Locate every line in the records below that contains the word "Department", and copy each one.

Dataset entries
□ □ □

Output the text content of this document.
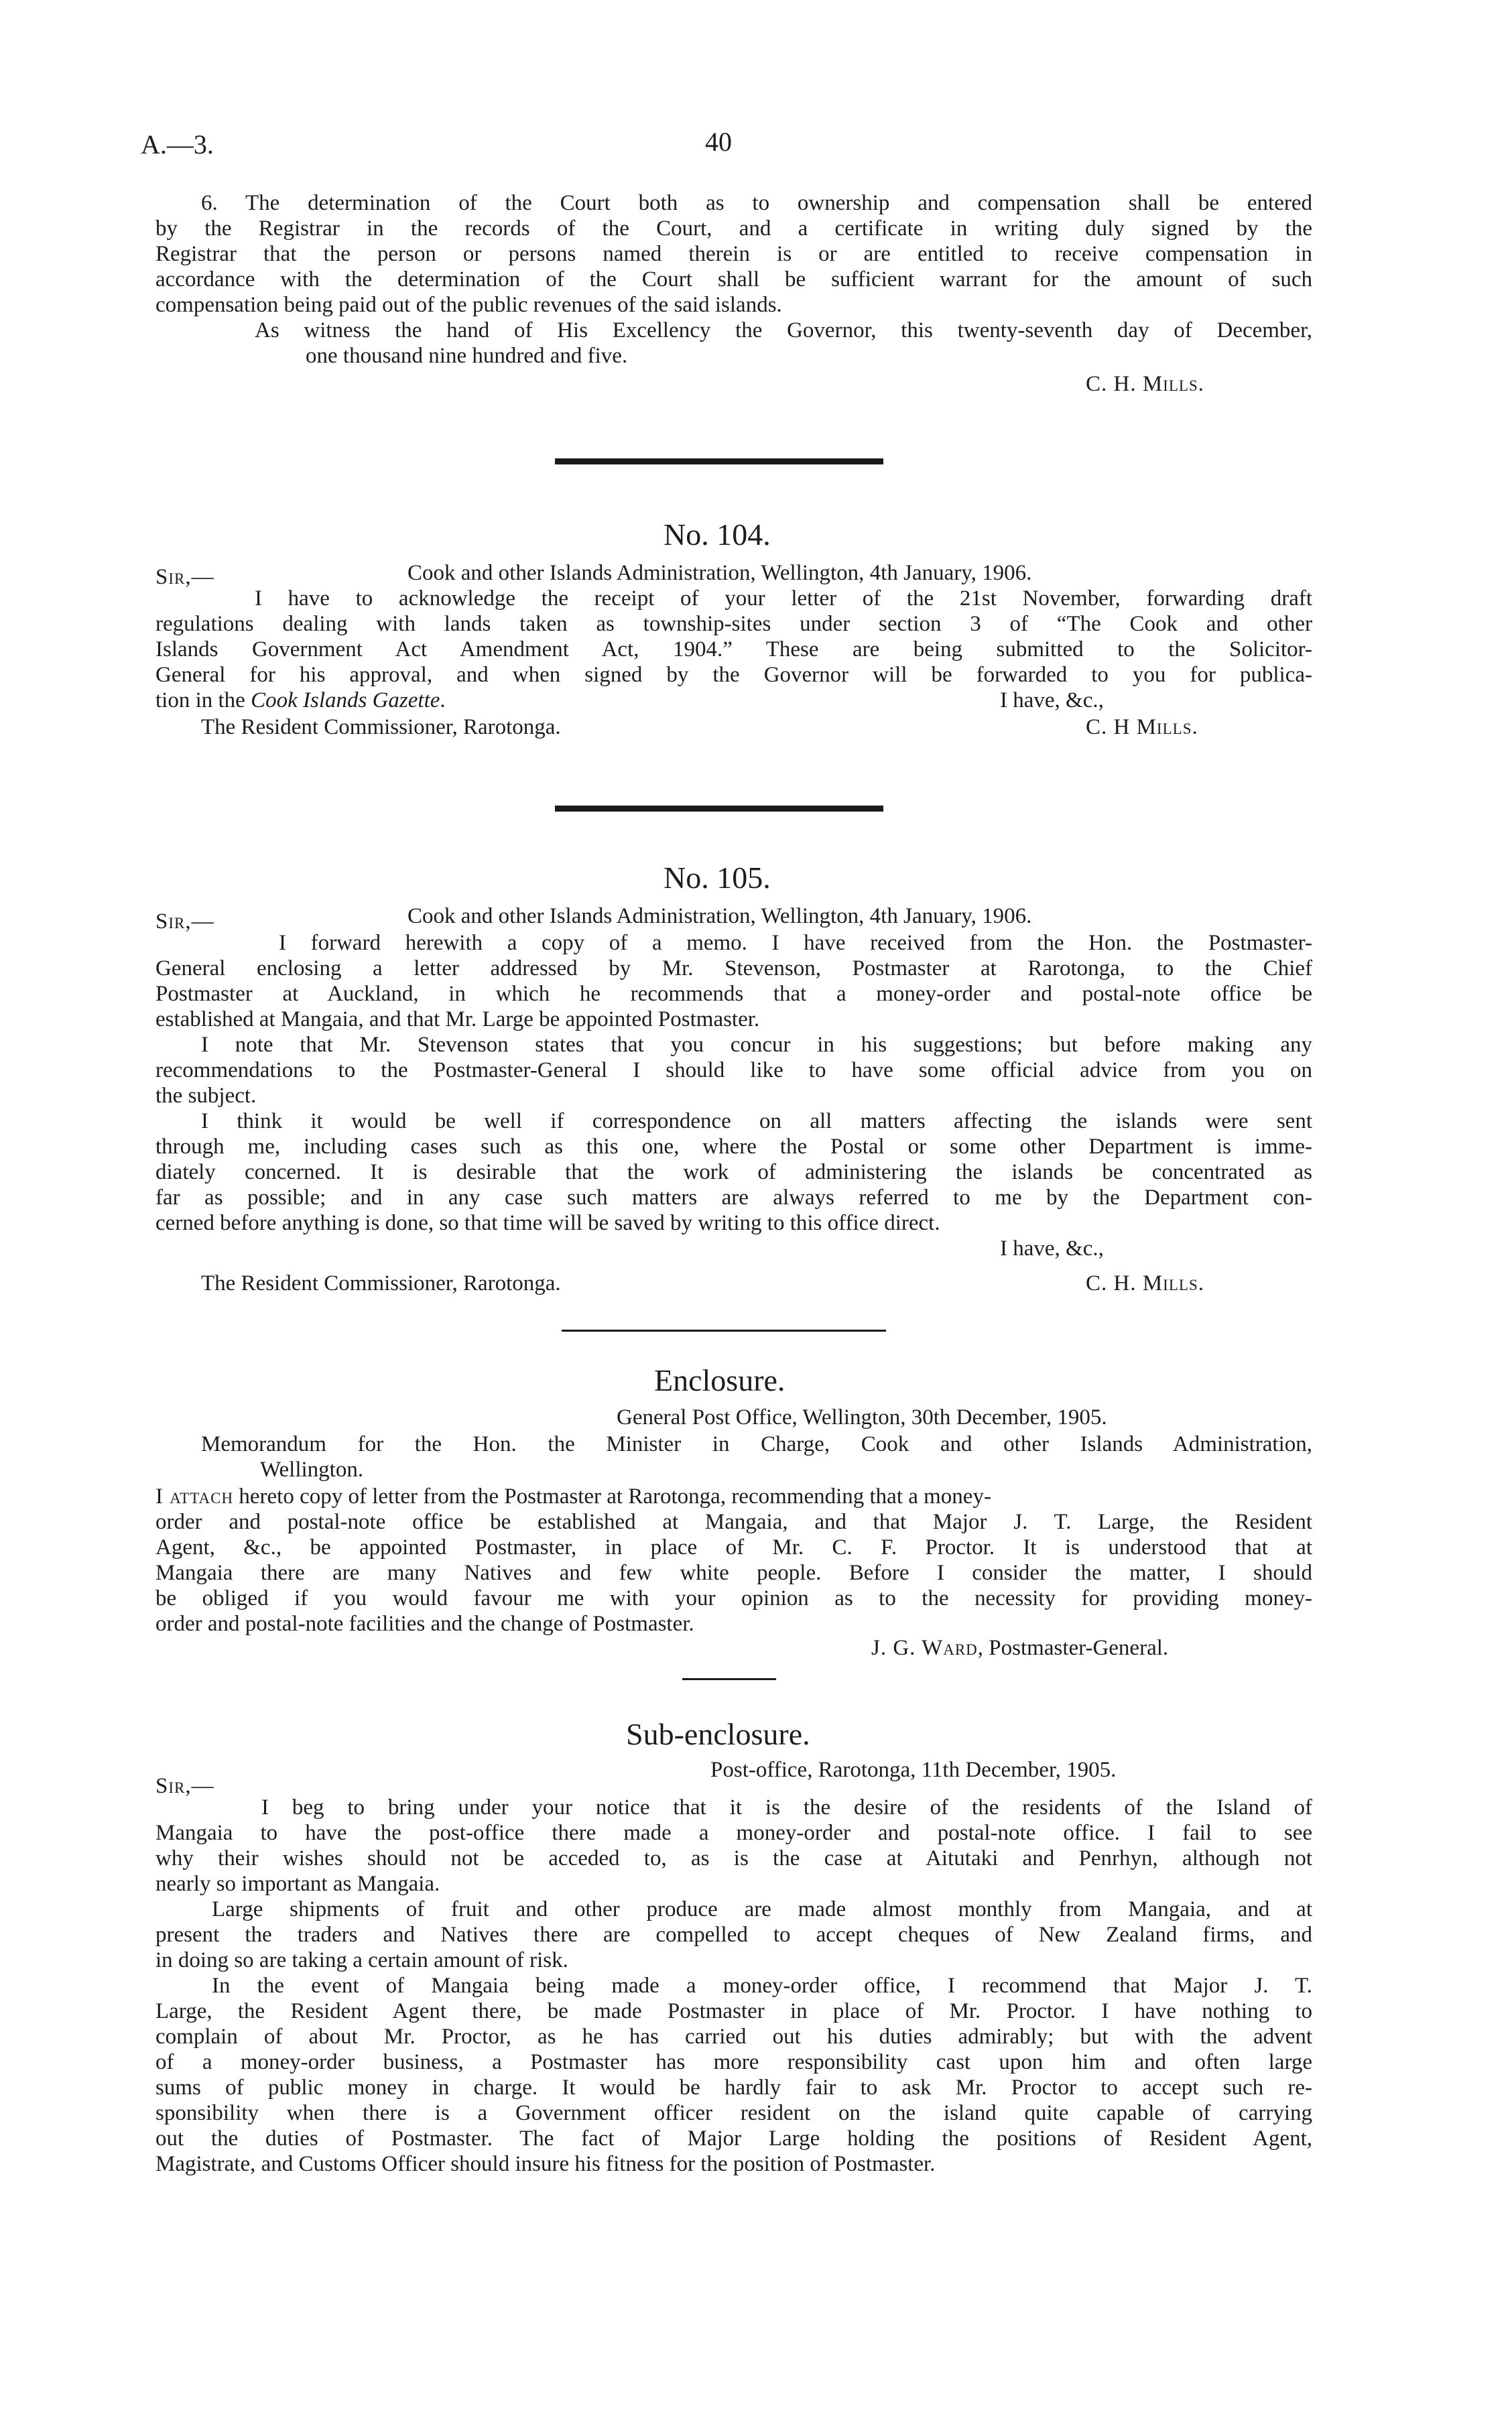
A.—3.	40
6. The determination of the Court both as to ownership and compensation shall be entered
by the Registrar in the records of the Court, and a certificate in writing duly signed by the
Registrar that the person or persons named therein is or are entitled to receive compensation in
accordance with the determination of the Court shall be sufficient warrant for the amount of such
compensation being paid out of the public revenues of the said islands.
As witness the hand of His Excellency the Governor, this twenty-seventh day of December,
one thousand nine hundred and five.
C. H. Mills.
No. 104.
Sir,—	Cook and other Islands Administration, Wellington, 4th January, 1906.
I have to acknowledge the receipt of your letter of the 21st November, forwarding draft
regulations dealing with lands taken as township-sites under section 3 of “The Cook and other
Islands Government Act Amendment Act, 1904.” These are being submitted to the Solicitor-
General for his approval, and when signed by the Governor will be forwarded to you for publica-
tion in the Cook Islands Gazette.	I have, &c.,
The Resident Commissioner, Rarotonga.	C. H Mills.
No. 105.
Sir,—	Cook and other Islands Administration, Wellington, 4th January, 1906.
I forward herewith a copy of a memo. I have received from the Hon. the Postmaster-
General enclosing a letter addressed by Mr. Stevenson, Postmaster at Rarotonga, to the Chief
Postmaster at Auckland, in which he recommends that a money-order and postal-note office be
established at Mangaia, and that Mr. Large be appointed Postmaster.
I note that Mr. Stevenson states that you concur in his suggestions; but before making any
recommendations to the Postmaster-General I should like to have some official advice from you on
the subject.
I think it would be well if correspondence on all matters affecting the islands were sent
through me, including cases such as this one, where the Postal or some other Department is imme-
diately concerned. It is desirable that the work of administering the islands be concentrated as
far as possible; and in any case such matters are always referred to me by the Department con-
cerned before anything is done, so that time will be saved by writing to this office direct.
I have, &c.,
The Resident Commissioner, Rarotonga.	C. H. Mills.
Enclosure.
General Post Office, Wellington, 30th December, 1905.
Memorandum for the Hon. the Minister in Charge, Cook and other Islands Administration,
Wellington.
I attach hereto copy of letter from the Postmaster at Rarotonga, recommending that a money-
order and postal-note office be established at Mangaia, and that Major J. T. Large, the Resident
Agent, &c., be appointed Postmaster, in place of Mr. C. F. Proctor. It is understood that at
Mangaia there are many Natives and few white people. Before I consider the matter, I should
be obliged if you would favour me with your opinion as to the necessity for providing money-
order and postal-note facilities and the change of Postmaster.
J. G. Ward, Postmaster-General.
Sub-enclosure.
Post-office, Rarotonga, 11th December, 1905.
Sir,—
I beg to bring under your notice that it is the desire of the residents of the Island of
Mangaia to have the post-office there made a money-order and postal-note office. I fail to see
why their wishes should not be acceded to, as is the case at Aitutaki and Penrhyn, although not
nearly so important as Mangaia.
Large shipments of fruit and other produce are made almost monthly from Mangaia, and at
present the traders and Natives there are compelled to accept cheques of New Zealand firms, and
in doing so are taking a certain amount of risk.
In the event of Mangaia being made a money-order office, I recommend that Major J. T.
Large, the Resident Agent there, be made Postmaster in place of Mr. Proctor. I have nothing to
complain of about Mr. Proctor, as he has carried out his duties admirably; but with the advent
of a money-order business, a Postmaster has more responsibility cast upon him and often large
sums of public money in charge. It would be hardly fair to ask Mr. Proctor to accept such re-
sponsibility when there is a Government officer resident on the island quite capable of carrying
out the duties of Postmaster. The fact of Major Large holding the positions of Resident Agent,
Magistrate, and Customs Officer should insure his fitness for the position of Postmaster.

□ □ □

■ **THE RESPONSE**
through me, including cases such as this one, where the Postal or some other Department is imme-
far as possible; and in any case such matters are always referred to me by the Department con-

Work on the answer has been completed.